■ Request
Identify the lines bearing the string "left" and gather them.

--- Extracted records ---

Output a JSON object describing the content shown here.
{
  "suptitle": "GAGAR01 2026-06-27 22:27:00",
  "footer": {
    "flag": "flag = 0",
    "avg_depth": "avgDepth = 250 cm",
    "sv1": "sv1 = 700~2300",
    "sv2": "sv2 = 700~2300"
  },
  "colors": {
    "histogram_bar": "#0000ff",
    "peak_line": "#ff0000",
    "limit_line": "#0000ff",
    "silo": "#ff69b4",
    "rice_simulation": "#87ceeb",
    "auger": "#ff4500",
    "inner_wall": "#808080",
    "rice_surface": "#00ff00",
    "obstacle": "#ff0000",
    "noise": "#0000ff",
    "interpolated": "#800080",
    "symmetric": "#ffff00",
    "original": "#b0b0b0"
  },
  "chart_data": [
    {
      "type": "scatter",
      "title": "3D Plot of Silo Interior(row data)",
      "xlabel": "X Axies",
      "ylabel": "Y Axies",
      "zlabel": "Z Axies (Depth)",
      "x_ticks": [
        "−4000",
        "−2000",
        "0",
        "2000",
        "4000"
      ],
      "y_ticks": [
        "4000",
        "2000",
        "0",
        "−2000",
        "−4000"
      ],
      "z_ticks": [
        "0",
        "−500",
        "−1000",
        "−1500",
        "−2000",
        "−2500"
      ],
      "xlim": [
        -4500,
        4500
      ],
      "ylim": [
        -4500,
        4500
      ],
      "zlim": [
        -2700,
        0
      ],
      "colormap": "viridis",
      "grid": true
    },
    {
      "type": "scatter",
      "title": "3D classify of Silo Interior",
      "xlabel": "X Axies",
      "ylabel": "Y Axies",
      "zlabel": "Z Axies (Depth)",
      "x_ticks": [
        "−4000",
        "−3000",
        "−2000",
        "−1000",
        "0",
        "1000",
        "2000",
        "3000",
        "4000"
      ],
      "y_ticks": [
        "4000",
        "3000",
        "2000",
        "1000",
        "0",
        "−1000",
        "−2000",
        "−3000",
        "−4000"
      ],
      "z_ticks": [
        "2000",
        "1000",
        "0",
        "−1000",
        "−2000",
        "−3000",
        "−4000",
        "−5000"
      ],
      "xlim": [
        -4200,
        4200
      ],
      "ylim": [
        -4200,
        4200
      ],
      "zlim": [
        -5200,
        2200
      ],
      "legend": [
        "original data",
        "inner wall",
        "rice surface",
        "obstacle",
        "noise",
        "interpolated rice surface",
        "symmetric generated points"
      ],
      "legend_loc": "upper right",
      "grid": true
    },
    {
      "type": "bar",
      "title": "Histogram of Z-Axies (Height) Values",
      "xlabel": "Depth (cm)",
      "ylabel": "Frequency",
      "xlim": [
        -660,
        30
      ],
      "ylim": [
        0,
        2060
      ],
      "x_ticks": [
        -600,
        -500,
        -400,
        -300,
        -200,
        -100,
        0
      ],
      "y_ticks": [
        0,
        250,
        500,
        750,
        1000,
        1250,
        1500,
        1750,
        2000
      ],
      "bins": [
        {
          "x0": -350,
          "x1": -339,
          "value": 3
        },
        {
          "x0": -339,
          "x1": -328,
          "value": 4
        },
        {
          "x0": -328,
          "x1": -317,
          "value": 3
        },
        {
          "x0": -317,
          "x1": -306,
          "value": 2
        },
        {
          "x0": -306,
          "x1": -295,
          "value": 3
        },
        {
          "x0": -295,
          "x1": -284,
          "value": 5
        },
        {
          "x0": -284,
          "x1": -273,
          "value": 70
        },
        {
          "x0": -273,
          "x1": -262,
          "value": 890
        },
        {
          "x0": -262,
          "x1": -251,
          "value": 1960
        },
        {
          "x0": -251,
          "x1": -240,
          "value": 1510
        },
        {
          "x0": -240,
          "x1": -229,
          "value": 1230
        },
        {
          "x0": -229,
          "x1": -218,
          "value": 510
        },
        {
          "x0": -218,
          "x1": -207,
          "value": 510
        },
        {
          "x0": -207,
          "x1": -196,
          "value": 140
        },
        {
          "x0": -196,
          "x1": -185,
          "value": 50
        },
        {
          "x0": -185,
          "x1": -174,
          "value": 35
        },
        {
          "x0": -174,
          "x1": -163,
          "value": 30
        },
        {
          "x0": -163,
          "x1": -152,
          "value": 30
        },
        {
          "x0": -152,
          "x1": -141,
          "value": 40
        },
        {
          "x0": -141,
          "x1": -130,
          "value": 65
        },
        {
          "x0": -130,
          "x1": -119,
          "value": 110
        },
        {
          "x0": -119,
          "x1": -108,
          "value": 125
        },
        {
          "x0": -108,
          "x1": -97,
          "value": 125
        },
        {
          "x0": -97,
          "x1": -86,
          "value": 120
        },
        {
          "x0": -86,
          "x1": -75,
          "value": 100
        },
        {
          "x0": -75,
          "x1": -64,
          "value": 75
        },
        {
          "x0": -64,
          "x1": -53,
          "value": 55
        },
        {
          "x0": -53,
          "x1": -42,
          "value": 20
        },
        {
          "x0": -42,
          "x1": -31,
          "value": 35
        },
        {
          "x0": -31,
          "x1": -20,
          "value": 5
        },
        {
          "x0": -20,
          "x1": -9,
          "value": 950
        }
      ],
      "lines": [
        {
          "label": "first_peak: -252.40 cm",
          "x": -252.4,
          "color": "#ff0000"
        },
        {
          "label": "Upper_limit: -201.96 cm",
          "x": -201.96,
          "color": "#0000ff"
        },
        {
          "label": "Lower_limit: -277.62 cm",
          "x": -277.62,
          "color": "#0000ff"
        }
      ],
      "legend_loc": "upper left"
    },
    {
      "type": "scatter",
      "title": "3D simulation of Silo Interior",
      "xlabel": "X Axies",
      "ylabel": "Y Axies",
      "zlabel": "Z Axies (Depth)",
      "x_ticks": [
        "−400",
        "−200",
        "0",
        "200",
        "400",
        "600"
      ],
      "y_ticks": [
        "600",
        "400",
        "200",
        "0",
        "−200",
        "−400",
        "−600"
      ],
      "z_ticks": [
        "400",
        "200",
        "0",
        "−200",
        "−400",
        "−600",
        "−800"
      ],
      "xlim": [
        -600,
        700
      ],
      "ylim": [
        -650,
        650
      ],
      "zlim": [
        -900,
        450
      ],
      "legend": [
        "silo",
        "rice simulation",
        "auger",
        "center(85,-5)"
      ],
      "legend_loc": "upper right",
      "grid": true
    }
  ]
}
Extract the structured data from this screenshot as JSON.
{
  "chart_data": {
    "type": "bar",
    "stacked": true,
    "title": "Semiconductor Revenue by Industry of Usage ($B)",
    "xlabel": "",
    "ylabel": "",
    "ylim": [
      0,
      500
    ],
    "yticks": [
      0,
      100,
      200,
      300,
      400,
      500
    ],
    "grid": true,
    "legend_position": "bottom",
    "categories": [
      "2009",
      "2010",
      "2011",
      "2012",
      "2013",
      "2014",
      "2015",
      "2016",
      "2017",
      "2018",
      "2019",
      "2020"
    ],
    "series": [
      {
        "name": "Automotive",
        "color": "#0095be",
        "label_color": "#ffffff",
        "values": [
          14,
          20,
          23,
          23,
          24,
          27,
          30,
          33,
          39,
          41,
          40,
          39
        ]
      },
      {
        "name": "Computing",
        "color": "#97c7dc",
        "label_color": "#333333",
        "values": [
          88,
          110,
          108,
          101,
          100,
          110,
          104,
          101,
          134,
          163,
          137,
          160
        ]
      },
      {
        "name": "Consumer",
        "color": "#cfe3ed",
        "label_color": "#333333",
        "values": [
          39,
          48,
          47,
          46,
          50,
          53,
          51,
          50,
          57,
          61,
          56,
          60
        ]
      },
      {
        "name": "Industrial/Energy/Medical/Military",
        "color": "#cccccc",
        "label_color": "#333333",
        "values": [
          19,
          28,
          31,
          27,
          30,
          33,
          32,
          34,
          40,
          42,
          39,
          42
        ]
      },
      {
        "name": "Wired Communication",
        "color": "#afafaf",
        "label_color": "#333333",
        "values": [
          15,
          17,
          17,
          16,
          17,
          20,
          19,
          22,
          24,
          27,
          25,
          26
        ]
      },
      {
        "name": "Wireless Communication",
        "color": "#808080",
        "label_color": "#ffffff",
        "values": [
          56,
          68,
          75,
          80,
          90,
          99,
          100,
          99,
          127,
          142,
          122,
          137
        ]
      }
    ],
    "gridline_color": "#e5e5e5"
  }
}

---
--- Extracted records ---

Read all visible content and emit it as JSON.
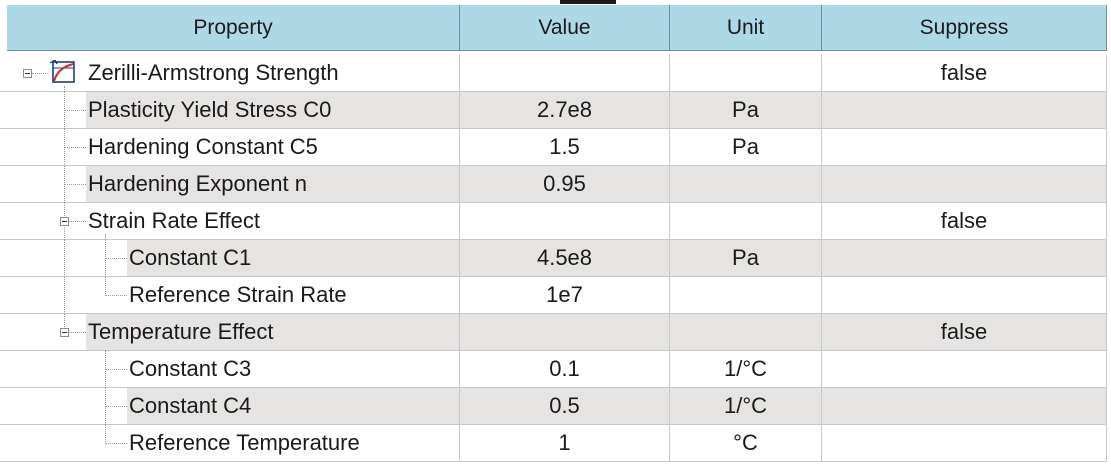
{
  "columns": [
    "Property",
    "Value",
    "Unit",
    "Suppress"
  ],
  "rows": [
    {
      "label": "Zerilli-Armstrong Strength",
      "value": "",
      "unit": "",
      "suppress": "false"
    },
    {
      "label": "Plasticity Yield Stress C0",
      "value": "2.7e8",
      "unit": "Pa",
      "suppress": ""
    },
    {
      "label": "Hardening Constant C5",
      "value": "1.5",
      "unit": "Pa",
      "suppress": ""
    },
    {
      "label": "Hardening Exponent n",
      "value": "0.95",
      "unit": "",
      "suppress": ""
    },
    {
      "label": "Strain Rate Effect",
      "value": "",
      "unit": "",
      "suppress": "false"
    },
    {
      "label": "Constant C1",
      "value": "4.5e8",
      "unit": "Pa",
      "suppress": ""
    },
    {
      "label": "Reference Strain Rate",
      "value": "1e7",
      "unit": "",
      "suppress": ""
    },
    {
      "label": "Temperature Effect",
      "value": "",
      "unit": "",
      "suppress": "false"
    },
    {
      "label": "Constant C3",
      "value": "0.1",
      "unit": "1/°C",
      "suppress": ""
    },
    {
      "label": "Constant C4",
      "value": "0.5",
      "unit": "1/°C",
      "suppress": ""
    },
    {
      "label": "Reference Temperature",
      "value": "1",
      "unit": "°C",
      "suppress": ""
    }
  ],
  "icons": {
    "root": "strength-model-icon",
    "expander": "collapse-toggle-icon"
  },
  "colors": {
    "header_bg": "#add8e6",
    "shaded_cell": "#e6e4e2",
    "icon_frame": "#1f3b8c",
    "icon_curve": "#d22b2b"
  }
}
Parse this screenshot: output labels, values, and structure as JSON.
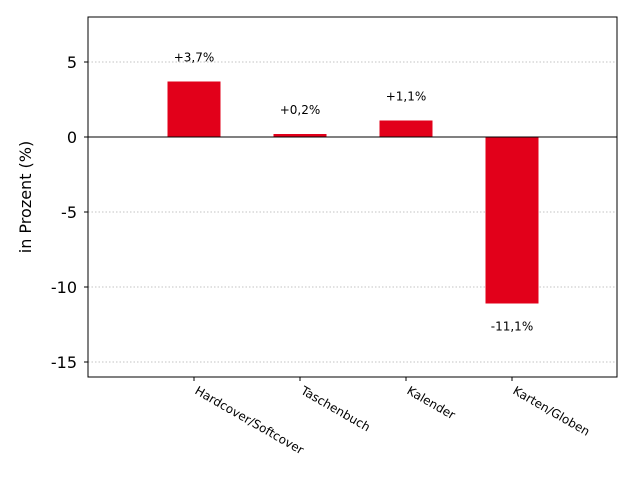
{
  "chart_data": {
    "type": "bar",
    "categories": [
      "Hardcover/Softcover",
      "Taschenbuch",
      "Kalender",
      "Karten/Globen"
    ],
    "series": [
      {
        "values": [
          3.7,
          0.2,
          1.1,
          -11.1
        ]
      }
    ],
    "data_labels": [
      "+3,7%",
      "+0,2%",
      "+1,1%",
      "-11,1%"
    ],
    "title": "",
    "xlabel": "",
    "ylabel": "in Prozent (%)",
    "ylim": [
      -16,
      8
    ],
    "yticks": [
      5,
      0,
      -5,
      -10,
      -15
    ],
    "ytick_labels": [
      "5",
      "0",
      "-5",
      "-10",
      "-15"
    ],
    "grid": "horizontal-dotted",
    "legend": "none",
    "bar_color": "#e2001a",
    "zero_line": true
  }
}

---
--- Extracted records ---

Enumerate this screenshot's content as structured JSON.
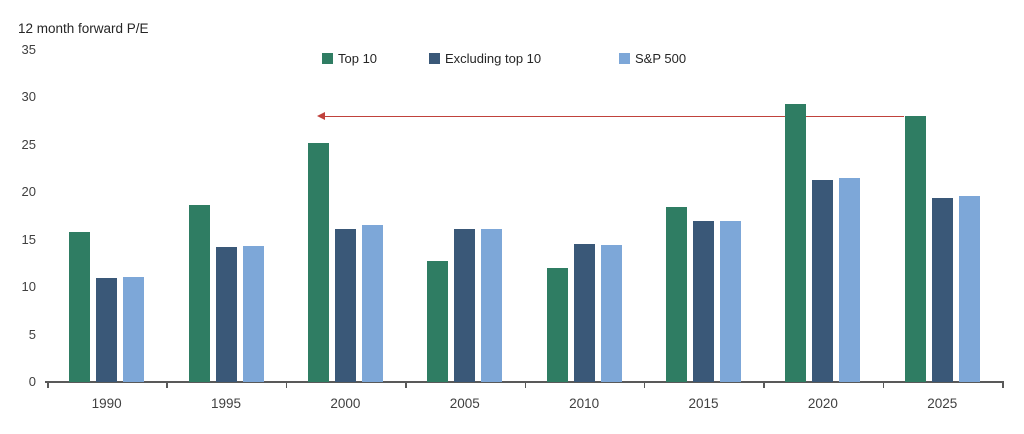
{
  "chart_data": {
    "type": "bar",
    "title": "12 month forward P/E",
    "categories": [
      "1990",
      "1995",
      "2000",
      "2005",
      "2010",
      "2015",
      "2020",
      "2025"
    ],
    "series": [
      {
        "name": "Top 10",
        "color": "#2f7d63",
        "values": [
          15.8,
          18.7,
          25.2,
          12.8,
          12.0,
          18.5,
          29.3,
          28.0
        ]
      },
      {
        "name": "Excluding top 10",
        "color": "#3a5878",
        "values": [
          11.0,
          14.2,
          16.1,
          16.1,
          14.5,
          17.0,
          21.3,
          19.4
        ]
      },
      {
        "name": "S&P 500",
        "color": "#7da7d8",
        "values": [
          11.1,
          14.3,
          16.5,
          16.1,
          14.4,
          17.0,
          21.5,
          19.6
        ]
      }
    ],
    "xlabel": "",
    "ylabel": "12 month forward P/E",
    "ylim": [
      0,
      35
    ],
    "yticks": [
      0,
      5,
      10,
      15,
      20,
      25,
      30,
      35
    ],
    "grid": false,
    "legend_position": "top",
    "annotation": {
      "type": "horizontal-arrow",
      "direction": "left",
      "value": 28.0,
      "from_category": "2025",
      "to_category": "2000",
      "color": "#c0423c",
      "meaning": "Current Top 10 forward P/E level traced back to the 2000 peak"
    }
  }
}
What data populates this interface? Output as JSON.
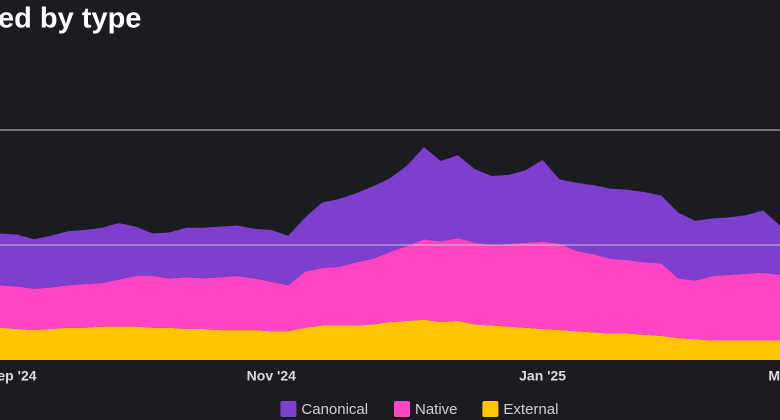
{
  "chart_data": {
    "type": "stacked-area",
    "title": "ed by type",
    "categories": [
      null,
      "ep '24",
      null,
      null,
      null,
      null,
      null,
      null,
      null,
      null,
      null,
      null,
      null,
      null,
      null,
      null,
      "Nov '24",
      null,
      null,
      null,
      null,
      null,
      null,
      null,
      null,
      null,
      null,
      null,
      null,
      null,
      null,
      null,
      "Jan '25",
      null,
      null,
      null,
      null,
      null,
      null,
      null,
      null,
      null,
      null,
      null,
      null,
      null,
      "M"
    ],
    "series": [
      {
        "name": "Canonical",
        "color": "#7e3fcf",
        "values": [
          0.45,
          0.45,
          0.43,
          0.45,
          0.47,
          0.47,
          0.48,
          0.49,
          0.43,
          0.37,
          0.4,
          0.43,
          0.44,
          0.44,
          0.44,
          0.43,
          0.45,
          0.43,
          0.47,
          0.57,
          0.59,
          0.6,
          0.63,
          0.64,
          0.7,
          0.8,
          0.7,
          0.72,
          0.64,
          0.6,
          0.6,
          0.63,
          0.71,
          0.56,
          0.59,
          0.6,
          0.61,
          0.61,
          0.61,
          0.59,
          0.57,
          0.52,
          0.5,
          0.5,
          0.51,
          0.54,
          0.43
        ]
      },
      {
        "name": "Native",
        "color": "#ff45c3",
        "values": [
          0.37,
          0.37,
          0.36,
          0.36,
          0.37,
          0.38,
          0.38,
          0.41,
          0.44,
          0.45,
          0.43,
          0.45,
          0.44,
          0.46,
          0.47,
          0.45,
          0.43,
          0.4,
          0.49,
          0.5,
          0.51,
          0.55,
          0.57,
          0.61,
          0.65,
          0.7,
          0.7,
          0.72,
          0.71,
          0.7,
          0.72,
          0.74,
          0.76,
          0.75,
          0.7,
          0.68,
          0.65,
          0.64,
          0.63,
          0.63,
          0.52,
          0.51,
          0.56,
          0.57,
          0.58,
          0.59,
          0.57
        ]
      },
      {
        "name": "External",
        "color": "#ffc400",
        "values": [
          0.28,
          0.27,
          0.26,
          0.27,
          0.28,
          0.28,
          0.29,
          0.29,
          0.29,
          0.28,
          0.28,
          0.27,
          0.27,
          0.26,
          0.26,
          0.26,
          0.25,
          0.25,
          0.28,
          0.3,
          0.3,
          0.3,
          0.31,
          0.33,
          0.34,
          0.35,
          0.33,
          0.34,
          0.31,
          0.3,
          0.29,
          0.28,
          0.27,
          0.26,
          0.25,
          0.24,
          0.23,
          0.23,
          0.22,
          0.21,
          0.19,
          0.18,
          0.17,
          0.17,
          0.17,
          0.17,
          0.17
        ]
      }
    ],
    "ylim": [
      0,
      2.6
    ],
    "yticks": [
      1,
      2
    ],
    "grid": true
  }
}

---

■ Exercise result
      "legend_loc": "upper left"
      "direction": "left",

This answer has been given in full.